↓

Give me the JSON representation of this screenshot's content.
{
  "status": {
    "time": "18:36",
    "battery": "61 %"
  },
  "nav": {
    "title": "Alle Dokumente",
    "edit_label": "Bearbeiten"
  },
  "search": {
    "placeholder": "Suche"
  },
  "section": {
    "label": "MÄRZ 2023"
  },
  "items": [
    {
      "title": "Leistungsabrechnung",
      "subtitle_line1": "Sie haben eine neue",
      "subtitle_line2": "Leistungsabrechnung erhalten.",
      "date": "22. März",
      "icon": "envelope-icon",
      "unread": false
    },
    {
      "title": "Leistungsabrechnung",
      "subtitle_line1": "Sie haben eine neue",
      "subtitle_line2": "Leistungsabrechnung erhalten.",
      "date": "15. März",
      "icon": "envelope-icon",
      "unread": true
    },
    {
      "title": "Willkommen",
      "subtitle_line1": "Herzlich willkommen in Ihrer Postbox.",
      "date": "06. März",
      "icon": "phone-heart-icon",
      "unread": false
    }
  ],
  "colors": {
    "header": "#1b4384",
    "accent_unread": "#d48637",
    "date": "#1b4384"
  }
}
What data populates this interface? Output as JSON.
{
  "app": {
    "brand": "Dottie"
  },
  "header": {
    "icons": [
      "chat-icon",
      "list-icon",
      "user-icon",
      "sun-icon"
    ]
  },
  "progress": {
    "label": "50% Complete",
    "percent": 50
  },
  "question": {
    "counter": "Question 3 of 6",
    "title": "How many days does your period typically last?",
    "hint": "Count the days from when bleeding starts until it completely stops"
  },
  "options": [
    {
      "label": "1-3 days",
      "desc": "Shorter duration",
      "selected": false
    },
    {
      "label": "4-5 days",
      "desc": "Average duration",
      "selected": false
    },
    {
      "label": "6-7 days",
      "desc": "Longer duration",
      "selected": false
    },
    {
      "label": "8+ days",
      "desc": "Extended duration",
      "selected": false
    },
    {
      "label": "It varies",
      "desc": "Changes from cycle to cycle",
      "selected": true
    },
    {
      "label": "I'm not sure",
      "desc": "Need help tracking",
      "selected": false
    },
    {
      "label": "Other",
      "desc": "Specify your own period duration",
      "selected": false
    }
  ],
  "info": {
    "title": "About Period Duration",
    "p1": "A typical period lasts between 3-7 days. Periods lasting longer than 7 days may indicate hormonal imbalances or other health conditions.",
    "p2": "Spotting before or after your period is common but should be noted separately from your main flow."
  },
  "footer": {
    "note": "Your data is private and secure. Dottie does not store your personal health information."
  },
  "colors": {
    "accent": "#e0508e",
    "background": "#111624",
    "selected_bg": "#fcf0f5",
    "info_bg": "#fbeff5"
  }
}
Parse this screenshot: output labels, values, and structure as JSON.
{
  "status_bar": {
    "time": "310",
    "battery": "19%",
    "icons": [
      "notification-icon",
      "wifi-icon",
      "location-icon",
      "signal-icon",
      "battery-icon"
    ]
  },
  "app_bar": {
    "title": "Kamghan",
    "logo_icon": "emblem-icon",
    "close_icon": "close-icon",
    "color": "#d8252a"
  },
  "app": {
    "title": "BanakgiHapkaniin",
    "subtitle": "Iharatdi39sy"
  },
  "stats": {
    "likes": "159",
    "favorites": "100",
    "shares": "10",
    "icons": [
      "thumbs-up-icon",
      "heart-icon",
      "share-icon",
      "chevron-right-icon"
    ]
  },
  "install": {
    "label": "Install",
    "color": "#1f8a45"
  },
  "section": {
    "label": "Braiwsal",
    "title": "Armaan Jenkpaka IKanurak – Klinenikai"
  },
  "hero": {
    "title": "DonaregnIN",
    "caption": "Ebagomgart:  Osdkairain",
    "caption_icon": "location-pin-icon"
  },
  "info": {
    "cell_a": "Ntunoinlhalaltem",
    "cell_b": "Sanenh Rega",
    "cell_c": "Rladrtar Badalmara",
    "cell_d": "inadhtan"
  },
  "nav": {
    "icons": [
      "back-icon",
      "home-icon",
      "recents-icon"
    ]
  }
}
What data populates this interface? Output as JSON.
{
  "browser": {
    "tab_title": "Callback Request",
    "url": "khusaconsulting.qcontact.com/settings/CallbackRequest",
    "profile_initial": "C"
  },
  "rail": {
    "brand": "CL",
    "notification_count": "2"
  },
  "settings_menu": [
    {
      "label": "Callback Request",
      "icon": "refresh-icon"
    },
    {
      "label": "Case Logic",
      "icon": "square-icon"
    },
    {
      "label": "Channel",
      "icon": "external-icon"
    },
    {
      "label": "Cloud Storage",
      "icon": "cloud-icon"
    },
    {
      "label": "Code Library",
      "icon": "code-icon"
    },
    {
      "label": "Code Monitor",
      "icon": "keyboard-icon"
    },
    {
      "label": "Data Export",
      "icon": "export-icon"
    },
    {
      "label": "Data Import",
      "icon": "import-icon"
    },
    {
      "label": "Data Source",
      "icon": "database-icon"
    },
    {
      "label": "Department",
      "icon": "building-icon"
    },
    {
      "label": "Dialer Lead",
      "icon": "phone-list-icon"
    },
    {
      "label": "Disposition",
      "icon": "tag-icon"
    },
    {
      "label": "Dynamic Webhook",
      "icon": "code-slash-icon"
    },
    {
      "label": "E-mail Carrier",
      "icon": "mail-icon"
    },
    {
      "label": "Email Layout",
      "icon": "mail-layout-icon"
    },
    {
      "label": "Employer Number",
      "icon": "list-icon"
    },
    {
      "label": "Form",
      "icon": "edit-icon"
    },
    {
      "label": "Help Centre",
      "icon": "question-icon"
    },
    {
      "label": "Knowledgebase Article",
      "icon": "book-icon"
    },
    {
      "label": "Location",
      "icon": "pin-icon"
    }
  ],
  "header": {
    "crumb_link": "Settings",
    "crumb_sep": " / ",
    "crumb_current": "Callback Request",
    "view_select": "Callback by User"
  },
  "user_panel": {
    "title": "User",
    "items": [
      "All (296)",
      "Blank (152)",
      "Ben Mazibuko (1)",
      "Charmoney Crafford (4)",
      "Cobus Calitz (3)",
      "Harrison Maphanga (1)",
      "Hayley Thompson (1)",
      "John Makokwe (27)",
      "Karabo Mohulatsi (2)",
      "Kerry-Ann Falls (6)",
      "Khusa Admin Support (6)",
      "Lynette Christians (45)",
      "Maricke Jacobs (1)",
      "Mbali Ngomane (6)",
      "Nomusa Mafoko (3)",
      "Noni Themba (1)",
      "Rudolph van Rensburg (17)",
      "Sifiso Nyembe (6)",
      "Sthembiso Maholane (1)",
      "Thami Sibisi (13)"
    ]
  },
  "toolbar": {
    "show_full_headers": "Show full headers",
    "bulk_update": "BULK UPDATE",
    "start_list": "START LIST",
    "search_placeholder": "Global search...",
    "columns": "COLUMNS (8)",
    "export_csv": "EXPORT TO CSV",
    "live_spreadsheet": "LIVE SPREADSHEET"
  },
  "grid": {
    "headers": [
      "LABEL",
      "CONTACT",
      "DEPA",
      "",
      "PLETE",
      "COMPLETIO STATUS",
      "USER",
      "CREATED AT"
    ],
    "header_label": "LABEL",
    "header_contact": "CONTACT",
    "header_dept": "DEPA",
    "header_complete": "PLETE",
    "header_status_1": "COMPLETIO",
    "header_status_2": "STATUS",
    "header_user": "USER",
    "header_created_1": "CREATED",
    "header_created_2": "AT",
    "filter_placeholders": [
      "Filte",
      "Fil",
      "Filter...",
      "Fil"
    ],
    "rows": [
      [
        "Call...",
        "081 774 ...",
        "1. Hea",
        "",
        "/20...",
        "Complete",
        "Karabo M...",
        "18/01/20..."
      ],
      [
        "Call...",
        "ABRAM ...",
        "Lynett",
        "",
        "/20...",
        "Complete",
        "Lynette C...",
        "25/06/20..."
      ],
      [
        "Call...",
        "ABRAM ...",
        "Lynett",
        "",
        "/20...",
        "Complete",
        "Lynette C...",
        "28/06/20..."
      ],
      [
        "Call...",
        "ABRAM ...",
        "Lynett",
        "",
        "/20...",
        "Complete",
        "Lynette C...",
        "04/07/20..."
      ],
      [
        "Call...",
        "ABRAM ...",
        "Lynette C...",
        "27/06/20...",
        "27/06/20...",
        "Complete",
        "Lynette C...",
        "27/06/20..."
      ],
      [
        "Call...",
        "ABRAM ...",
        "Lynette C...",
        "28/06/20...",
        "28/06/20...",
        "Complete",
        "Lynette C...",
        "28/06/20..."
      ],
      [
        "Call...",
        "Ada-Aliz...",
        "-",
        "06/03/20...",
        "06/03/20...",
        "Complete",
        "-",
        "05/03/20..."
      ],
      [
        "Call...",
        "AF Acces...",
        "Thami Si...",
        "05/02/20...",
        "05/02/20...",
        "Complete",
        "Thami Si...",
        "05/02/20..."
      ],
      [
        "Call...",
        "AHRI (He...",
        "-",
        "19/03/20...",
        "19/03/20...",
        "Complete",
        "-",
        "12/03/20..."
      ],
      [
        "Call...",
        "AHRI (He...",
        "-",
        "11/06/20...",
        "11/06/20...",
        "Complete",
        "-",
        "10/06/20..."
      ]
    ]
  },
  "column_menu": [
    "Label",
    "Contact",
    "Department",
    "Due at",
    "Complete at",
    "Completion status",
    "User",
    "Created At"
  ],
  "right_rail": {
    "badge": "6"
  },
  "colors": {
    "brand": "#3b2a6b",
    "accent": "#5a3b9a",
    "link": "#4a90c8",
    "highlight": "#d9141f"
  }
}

↑

REQUIREMENTS:
Reply with one number: the count of lines in the entries that include the word "JSON".

SOLUTION TO THE EXERCISE:
4